▶ [PROVIDED MATERIAL]
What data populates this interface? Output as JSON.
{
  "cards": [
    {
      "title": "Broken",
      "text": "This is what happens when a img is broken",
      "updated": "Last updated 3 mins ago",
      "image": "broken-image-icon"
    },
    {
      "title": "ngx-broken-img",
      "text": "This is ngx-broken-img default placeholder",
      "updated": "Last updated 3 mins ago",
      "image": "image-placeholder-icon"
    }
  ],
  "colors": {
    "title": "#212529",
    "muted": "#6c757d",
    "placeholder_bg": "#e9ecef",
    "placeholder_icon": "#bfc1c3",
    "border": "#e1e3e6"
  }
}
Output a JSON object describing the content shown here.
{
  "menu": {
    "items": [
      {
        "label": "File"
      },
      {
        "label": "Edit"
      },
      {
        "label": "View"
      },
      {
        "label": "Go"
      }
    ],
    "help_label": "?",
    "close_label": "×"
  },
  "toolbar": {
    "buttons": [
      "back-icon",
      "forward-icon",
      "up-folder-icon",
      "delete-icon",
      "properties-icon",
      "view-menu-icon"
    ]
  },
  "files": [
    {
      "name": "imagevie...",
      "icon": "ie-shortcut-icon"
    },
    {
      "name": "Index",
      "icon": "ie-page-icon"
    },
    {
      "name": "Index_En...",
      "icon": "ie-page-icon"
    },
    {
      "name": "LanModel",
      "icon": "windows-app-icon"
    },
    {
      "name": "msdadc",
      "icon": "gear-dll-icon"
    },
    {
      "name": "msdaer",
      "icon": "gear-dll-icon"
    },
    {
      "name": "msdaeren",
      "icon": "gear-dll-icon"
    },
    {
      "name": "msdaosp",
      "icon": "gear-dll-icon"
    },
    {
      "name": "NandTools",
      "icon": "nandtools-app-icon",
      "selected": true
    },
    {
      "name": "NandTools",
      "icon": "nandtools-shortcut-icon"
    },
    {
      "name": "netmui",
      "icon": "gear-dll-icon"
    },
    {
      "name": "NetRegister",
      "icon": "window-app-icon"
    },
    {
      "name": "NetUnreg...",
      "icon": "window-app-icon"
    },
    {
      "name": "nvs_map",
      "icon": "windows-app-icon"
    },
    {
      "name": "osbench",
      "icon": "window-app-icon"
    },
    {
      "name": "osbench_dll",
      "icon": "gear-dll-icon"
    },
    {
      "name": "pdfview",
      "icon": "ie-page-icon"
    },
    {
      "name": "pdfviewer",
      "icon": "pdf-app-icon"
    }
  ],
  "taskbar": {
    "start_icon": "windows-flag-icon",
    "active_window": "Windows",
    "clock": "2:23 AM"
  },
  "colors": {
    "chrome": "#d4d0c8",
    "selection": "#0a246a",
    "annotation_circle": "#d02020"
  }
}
* * *
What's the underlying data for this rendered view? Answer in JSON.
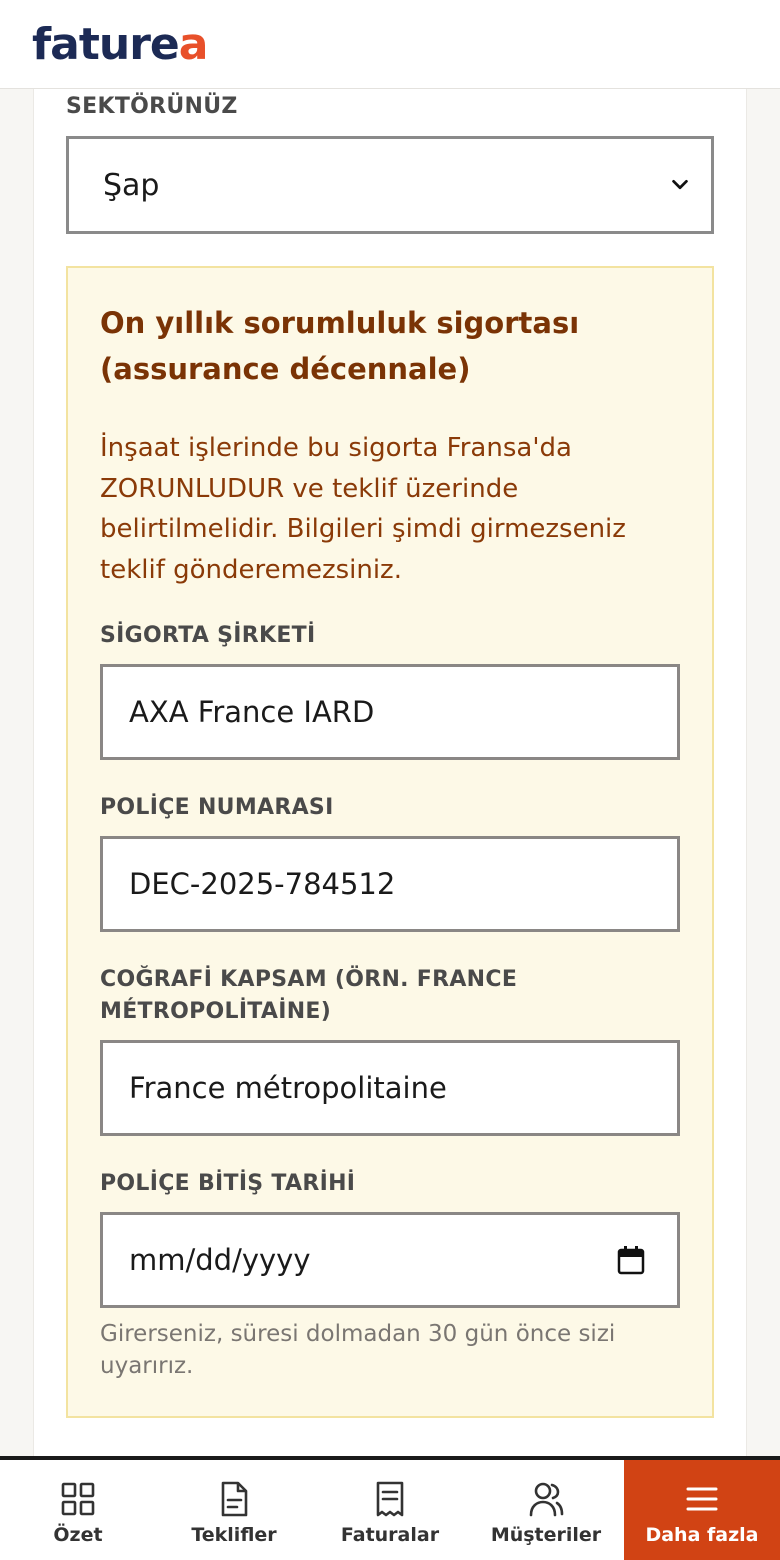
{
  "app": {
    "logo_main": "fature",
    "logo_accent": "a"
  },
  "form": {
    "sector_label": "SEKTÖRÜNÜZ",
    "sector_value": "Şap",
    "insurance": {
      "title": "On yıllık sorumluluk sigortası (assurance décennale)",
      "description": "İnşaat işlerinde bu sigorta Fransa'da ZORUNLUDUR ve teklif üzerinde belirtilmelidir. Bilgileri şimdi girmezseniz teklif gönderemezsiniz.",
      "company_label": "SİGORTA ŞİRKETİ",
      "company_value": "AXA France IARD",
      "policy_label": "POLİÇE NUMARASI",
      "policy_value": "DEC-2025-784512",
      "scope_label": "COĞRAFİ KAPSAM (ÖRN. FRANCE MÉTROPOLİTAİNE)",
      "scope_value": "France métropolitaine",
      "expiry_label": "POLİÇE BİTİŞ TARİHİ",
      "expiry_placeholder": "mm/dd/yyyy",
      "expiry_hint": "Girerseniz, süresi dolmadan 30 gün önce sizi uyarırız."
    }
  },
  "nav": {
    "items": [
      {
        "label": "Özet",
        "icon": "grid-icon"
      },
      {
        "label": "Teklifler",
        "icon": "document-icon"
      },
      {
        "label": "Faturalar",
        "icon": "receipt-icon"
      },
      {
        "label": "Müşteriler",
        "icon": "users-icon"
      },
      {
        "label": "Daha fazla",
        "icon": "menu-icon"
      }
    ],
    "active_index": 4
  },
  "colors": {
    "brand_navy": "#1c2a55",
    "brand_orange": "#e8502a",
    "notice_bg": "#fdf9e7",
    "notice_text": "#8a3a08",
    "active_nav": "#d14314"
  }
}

▶ [DESCRIPTION OF THE TASK] Copy every line of the listing where the word "shortcut" appears.

▶ [SOLUTION TO THE PROBLEM]
      "icon": "ie-shortcut-icon"
      "icon": "nandtools-shortcut-icon"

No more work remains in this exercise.